● **THE DATA**:
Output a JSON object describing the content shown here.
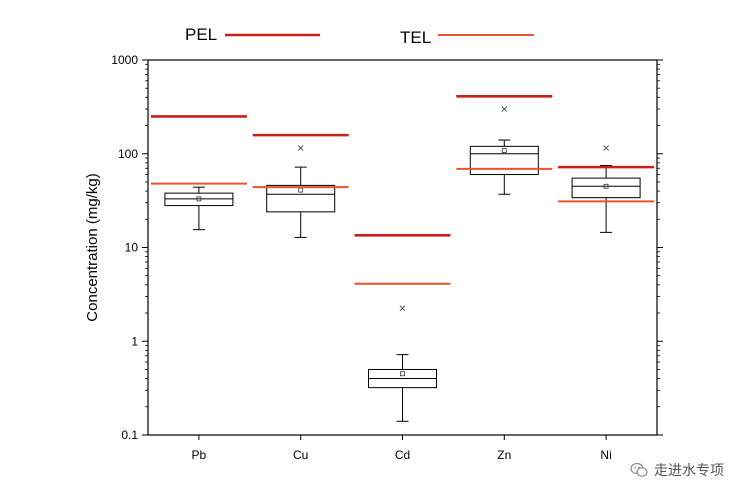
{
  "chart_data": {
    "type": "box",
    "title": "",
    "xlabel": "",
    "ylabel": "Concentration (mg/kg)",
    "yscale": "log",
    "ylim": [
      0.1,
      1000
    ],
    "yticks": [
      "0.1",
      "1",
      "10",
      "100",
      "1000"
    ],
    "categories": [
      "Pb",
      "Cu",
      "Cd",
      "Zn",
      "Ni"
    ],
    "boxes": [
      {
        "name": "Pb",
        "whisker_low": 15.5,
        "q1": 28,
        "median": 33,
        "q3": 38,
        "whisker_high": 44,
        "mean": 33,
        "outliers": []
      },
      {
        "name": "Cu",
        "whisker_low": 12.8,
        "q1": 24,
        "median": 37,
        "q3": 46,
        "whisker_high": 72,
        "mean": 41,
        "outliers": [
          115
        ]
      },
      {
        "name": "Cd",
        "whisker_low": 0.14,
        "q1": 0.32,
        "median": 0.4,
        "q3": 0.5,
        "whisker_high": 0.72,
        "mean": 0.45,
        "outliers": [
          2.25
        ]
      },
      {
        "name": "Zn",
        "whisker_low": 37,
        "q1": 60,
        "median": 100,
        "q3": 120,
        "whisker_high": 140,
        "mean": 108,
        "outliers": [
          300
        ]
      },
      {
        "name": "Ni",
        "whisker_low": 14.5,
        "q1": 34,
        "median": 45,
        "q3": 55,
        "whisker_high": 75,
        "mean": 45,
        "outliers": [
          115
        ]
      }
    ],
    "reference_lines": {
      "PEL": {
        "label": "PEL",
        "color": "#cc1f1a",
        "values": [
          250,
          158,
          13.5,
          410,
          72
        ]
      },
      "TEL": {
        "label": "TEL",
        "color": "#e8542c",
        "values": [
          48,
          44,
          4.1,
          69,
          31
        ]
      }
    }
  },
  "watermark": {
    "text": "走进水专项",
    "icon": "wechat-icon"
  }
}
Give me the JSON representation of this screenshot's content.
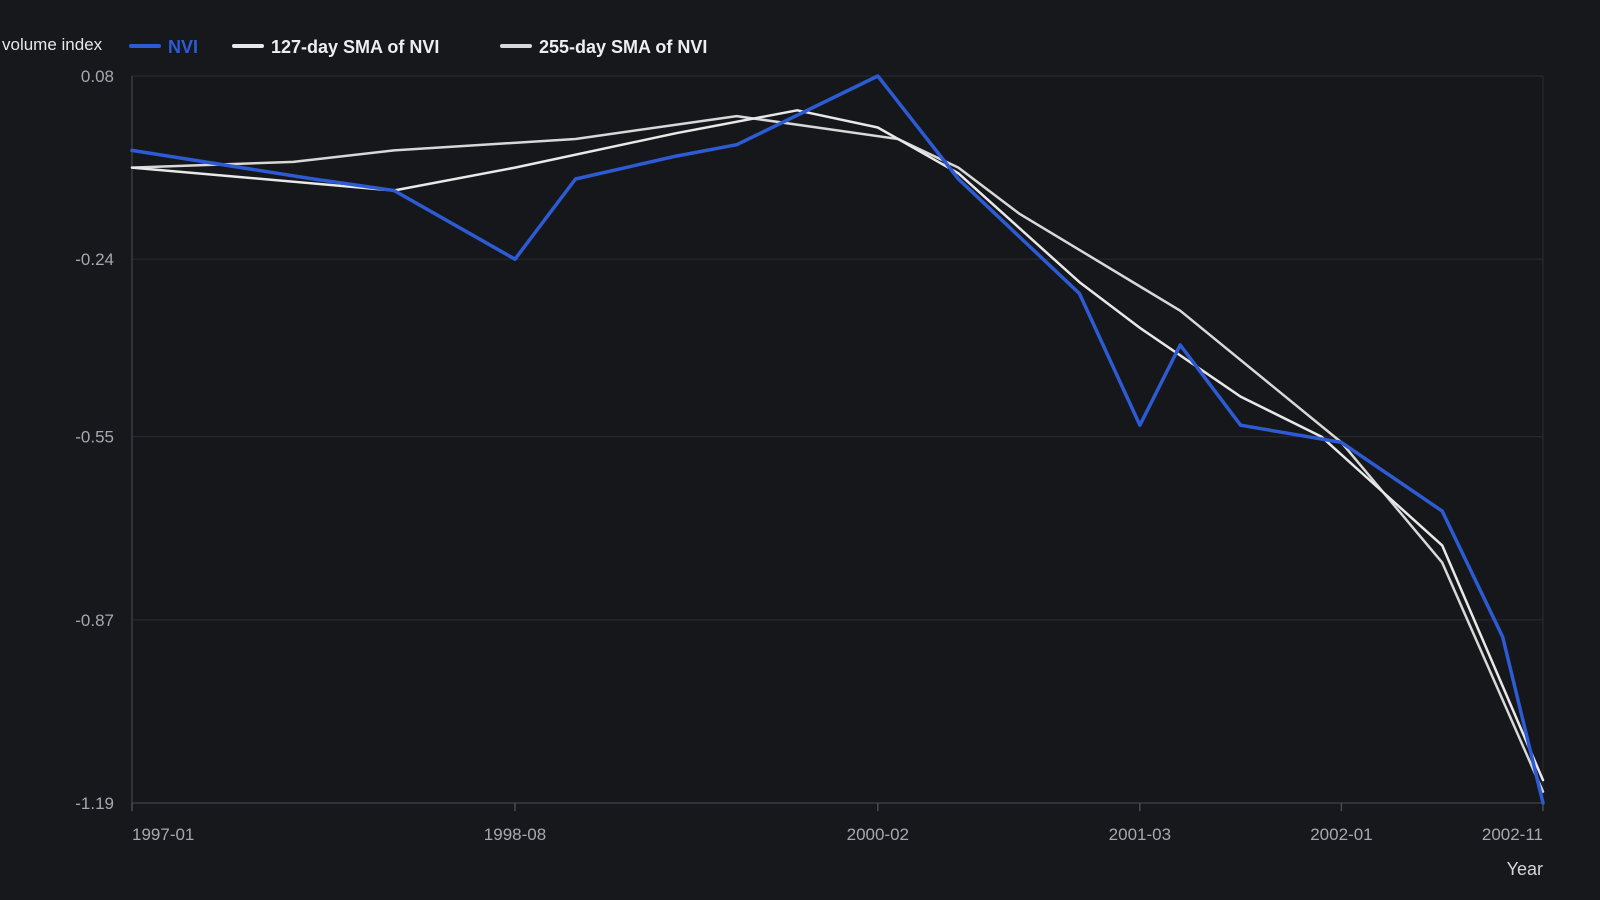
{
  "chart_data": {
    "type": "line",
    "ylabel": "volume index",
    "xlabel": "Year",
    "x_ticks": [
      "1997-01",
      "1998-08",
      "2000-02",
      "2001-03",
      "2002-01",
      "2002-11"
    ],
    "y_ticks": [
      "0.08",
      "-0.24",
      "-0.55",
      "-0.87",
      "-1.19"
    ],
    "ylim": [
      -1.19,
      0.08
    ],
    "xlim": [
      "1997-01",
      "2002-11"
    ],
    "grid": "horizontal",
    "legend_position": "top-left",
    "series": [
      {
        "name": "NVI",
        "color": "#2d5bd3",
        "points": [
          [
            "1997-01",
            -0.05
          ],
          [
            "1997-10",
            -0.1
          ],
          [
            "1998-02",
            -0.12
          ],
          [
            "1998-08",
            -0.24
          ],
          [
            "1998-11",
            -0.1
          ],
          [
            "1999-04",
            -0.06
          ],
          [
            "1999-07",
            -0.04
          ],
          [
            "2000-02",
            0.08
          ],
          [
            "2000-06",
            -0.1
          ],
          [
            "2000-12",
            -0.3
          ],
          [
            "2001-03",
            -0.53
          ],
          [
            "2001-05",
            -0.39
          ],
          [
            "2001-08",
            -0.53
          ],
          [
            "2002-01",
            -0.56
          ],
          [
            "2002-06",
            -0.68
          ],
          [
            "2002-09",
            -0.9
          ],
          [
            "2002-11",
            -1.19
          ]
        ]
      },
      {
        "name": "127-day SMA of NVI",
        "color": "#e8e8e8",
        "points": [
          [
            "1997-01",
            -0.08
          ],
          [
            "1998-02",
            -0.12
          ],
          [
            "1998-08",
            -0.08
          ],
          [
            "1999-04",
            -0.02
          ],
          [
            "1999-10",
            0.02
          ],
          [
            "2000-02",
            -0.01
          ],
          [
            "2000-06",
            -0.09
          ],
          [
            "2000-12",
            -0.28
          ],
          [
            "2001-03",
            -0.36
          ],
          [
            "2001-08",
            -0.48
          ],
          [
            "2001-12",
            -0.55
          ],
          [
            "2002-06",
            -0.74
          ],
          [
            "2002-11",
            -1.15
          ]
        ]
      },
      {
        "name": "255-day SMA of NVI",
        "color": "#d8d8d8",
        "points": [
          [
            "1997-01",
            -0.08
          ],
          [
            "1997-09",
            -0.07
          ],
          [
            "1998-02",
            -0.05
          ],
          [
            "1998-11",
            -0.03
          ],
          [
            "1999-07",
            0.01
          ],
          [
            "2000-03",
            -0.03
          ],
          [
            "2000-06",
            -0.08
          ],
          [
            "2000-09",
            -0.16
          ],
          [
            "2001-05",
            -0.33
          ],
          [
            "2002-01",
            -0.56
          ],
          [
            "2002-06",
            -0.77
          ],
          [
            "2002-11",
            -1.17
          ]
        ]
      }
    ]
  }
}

● **WRITTEN EXERCISE**: Leave out the pictures and return every record word for word.

● **EXERCISE RESULT**:
Output a JSON object describing the content shown here.
{
  "chart_data": {
    "type": "box",
    "title": "",
    "xlabel": "",
    "ylabel": "Concentration (mg/kg)",
    "yscale": "log",
    "ylim": [
      0.1,
      1000
    ],
    "yticks": [
      "0.1",
      "1",
      "10",
      "100",
      "1000"
    ],
    "categories": [
      "Pb",
      "Cu",
      "Cd",
      "Zn",
      "Ni"
    ],
    "boxes": [
      {
        "name": "Pb",
        "whisker_low": 15.5,
        "q1": 28,
        "median": 33,
        "q3": 38,
        "whisker_high": 44,
        "mean": 33,
        "outliers": []
      },
      {
        "name": "Cu",
        "whisker_low": 12.8,
        "q1": 24,
        "median": 37,
        "q3": 46,
        "whisker_high": 72,
        "mean": 41,
        "outliers": [
          115
        ]
      },
      {
        "name": "Cd",
        "whisker_low": 0.14,
        "q1": 0.32,
        "median": 0.4,
        "q3": 0.5,
        "whisker_high": 0.72,
        "mean": 0.45,
        "outliers": [
          2.25
        ]
      },
      {
        "name": "Zn",
        "whisker_low": 37,
        "q1": 60,
        "median": 100,
        "q3": 120,
        "whisker_high": 140,
        "mean": 108,
        "outliers": [
          300
        ]
      },
      {
        "name": "Ni",
        "whisker_low": 14.5,
        "q1": 34,
        "median": 45,
        "q3": 55,
        "whisker_high": 75,
        "mean": 45,
        "outliers": [
          115
        ]
      }
    ],
    "reference_lines": {
      "PEL": {
        "label": "PEL",
        "color": "#cc1f1a",
        "values": [
          250,
          158,
          13.5,
          410,
          72
        ]
      },
      "TEL": {
        "label": "TEL",
        "color": "#e8542c",
        "values": [
          48,
          44,
          4.1,
          69,
          31
        ]
      }
    }
  },
  "watermark": {
    "text": "走进水专项",
    "icon": "wechat-icon"
  }
}
Give me the JSON representation of this screenshot's content.
{
  "chart_data": {
    "type": "line",
    "ylabel": "volume index",
    "xlabel": "Year",
    "x_ticks": [
      "1997-01",
      "1998-08",
      "2000-02",
      "2001-03",
      "2002-01",
      "2002-11"
    ],
    "y_ticks": [
      "0.08",
      "-0.24",
      "-0.55",
      "-0.87",
      "-1.19"
    ],
    "ylim": [
      -1.19,
      0.08
    ],
    "xlim": [
      "1997-01",
      "2002-11"
    ],
    "grid": "horizontal",
    "legend_position": "top-left",
    "series": [
      {
        "name": "NVI",
        "color": "#2d5bd3",
        "points": [
          [
            "1997-01",
            -0.05
          ],
          [
            "1997-10",
            -0.1
          ],
          [
            "1998-02",
            -0.12
          ],
          [
            "1998-08",
            -0.24
          ],
          [
            "1998-11",
            -0.1
          ],
          [
            "1999-04",
            -0.06
          ],
          [
            "1999-07",
            -0.04
          ],
          [
            "2000-02",
            0.08
          ],
          [
            "2000-06",
            -0.1
          ],
          [
            "2000-12",
            -0.3
          ],
          [
            "2001-03",
            -0.53
          ],
          [
            "2001-05",
            -0.39
          ],
          [
            "2001-08",
            -0.53
          ],
          [
            "2002-01",
            -0.56
          ],
          [
            "2002-06",
            -0.68
          ],
          [
            "2002-09",
            -0.9
          ],
          [
            "2002-11",
            -1.19
          ]
        ]
      },
      {
        "name": "127-day SMA of NVI",
        "color": "#e8e8e8",
        "points": [
          [
            "1997-01",
            -0.08
          ],
          [
            "1998-02",
            -0.12
          ],
          [
            "1998-08",
            -0.08
          ],
          [
            "1999-04",
            -0.02
          ],
          [
            "1999-10",
            0.02
          ],
          [
            "2000-02",
            -0.01
          ],
          [
            "2000-06",
            -0.09
          ],
          [
            "2000-12",
            -0.28
          ],
          [
            "2001-03",
            -0.36
          ],
          [
            "2001-08",
            -0.48
          ],
          [
            "2001-12",
            -0.55
          ],
          [
            "2002-06",
            -0.74
          ],
          [
            "2002-11",
            -1.15
          ]
        ]
      },
      {
        "name": "255-day SMA of NVI",
        "color": "#d8d8d8",
        "points": [
          [
            "1997-01",
            -0.08
          ],
          [
            "1997-09",
            -0.07
          ],
          [
            "1998-02",
            -0.05
          ],
          [
            "1998-11",
            -0.03
          ],
          [
            "1999-07",
            0.01
          ],
          [
            "2000-03",
            -0.03
          ],
          [
            "2000-06",
            -0.08
          ],
          [
            "2000-09",
            -0.16
          ],
          [
            "2001-05",
            -0.33
          ],
          [
            "2002-01",
            -0.56
          ],
          [
            "2002-06",
            -0.77
          ],
          [
            "2002-11",
            -1.17
          ]
        ]
      }
    ]
  }
}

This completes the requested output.